> _What this task involves_:
Collect all the lines that mention the word "Service".

> _Source records_:
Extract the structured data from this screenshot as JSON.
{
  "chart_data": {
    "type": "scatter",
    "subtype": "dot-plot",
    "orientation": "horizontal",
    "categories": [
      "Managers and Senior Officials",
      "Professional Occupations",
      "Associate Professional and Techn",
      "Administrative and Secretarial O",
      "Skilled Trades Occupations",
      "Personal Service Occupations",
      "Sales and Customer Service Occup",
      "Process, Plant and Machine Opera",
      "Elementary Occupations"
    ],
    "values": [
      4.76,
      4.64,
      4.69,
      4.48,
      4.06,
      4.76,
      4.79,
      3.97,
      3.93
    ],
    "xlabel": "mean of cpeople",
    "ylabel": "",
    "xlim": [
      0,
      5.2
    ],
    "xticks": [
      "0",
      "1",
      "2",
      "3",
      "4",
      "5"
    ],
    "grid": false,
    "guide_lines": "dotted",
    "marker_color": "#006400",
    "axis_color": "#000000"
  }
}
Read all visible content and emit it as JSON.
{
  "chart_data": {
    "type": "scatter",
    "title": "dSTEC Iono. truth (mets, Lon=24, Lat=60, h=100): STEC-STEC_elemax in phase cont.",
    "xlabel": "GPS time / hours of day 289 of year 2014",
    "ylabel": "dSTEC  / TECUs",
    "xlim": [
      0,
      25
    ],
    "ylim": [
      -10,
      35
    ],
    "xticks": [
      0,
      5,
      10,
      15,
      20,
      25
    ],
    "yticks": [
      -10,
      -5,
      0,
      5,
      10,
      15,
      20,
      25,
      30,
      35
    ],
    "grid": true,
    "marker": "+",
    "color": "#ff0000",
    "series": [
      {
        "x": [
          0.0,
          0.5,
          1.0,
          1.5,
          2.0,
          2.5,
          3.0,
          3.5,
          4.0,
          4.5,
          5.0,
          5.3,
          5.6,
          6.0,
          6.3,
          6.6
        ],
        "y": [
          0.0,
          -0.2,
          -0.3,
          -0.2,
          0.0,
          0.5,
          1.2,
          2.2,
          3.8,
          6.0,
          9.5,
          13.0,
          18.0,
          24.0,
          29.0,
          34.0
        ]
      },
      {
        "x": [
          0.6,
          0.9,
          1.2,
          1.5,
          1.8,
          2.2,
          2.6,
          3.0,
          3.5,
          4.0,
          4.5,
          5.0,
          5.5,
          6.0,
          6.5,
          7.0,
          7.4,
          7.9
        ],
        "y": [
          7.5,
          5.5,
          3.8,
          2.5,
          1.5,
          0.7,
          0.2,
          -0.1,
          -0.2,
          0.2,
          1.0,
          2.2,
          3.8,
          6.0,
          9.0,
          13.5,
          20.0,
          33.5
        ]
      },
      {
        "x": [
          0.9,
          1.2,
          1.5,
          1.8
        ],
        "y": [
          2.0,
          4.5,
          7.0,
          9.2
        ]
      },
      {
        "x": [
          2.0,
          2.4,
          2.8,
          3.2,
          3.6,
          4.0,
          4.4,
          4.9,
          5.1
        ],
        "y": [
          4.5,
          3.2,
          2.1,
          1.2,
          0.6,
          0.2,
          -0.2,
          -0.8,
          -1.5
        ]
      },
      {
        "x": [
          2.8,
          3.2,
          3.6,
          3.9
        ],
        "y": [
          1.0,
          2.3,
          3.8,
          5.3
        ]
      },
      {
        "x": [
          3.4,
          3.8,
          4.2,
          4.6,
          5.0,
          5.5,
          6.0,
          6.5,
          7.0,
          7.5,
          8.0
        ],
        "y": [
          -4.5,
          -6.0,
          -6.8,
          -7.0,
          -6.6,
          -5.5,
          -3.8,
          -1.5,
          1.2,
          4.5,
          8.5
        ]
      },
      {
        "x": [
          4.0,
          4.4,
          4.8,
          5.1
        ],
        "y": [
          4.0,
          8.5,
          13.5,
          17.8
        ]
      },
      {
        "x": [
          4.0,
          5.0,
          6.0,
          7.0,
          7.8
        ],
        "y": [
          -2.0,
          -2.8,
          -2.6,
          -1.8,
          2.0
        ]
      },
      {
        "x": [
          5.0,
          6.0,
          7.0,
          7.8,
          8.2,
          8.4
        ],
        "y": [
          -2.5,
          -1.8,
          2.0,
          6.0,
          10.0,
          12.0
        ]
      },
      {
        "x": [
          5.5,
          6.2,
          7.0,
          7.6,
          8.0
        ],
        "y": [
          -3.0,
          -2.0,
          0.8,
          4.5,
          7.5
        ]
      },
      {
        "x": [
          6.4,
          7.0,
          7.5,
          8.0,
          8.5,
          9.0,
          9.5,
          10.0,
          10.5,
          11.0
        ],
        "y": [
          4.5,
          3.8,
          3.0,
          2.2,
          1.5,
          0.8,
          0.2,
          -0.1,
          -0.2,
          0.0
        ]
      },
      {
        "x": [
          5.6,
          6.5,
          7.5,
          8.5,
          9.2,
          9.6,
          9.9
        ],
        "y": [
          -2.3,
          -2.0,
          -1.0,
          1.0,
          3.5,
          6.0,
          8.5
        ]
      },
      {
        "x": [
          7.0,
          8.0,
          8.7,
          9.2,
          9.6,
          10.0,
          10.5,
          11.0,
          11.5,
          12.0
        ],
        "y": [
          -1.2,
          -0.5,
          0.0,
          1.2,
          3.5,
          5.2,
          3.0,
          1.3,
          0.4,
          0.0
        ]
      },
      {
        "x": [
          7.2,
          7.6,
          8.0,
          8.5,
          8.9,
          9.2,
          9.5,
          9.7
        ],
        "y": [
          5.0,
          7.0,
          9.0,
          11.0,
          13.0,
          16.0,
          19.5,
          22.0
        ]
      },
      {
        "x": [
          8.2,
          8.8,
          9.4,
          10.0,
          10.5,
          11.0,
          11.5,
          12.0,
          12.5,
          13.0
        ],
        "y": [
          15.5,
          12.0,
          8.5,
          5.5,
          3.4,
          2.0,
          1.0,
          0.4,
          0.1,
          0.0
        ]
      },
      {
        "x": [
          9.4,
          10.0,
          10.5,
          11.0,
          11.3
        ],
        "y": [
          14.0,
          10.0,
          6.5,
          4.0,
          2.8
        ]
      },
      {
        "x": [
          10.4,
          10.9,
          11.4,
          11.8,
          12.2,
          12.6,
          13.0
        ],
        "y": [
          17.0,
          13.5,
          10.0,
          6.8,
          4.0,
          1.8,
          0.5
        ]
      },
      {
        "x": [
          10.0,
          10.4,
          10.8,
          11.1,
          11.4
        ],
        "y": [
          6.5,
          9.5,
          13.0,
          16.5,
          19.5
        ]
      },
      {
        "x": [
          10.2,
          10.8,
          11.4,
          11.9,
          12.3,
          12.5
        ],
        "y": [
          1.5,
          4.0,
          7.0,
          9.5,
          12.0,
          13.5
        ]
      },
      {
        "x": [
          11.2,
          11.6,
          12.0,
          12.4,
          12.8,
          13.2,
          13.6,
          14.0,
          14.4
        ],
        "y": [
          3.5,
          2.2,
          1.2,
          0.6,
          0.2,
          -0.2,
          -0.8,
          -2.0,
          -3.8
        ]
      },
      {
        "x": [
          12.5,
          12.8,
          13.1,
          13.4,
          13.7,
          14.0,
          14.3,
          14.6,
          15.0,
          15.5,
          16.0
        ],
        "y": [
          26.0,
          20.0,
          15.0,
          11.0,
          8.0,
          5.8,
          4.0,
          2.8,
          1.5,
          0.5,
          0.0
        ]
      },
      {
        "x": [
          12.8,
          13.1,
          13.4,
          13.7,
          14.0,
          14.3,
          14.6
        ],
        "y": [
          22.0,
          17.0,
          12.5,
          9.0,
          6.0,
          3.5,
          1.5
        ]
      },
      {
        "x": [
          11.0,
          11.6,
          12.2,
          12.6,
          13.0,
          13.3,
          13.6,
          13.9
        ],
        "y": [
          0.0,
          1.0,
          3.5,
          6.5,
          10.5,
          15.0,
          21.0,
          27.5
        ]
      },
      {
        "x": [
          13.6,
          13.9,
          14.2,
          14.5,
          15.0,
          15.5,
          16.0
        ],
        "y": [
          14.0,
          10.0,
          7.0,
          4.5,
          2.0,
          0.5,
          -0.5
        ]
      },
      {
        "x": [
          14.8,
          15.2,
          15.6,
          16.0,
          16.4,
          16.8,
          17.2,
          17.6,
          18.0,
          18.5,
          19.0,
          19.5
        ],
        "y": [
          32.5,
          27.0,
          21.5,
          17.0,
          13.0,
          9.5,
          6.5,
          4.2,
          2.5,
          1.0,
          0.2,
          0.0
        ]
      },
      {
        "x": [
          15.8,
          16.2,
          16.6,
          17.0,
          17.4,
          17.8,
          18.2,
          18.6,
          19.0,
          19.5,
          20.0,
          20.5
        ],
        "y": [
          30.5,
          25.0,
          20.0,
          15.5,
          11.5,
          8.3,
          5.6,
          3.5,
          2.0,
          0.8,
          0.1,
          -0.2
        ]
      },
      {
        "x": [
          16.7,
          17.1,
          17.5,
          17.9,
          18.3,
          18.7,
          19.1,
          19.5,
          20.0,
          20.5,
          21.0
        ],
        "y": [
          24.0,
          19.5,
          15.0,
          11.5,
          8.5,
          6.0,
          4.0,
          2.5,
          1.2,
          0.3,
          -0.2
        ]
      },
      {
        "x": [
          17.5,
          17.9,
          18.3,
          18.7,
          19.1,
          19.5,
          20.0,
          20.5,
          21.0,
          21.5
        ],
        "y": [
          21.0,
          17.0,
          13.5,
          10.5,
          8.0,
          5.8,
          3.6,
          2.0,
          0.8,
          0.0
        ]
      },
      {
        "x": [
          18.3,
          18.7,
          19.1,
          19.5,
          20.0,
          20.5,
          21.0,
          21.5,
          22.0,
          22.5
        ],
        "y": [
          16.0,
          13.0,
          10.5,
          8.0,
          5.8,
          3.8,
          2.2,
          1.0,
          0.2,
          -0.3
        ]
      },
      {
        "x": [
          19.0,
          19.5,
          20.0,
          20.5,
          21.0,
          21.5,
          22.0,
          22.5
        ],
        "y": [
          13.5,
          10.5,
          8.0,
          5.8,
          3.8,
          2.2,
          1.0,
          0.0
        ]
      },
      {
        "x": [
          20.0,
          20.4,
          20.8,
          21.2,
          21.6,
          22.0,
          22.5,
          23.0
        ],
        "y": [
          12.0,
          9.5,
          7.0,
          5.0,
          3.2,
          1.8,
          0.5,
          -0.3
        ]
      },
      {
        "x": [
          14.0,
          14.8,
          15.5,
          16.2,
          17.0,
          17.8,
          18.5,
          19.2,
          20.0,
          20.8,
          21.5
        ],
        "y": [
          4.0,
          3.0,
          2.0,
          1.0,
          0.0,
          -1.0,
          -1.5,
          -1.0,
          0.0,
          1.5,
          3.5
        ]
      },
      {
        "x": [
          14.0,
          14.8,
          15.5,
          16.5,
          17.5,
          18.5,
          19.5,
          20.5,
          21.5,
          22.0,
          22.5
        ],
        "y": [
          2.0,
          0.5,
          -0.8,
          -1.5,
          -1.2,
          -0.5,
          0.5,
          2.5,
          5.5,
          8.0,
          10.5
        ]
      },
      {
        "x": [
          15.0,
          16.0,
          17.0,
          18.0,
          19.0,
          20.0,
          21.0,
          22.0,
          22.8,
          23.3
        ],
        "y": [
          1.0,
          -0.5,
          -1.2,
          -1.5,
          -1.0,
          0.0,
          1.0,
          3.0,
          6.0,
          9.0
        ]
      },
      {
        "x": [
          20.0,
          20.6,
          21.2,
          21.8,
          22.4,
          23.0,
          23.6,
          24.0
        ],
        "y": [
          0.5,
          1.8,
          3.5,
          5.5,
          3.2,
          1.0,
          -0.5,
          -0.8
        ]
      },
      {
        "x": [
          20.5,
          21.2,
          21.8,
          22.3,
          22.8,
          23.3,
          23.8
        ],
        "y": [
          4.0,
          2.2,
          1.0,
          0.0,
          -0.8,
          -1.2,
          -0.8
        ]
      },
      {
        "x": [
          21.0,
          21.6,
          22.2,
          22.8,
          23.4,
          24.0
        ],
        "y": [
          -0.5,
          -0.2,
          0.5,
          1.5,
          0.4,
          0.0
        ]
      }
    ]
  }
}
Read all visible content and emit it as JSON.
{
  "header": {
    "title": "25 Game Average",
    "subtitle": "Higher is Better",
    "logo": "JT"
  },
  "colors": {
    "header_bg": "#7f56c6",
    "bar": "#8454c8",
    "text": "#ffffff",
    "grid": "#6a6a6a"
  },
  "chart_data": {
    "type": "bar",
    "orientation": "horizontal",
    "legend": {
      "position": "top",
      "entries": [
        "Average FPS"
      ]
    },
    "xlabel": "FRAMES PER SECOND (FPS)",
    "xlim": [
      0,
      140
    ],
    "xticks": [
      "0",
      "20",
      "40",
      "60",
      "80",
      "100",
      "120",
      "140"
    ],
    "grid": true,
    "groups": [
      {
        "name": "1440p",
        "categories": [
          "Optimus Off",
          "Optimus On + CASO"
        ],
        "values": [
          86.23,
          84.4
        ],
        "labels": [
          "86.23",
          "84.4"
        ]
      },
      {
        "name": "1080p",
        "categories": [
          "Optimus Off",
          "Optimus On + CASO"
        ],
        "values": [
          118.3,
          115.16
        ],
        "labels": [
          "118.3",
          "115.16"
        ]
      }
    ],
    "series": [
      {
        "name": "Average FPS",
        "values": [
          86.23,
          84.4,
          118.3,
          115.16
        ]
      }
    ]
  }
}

> _Answer_:
      "Personal Service Occupations",
      "Sales and Customer Service Occup",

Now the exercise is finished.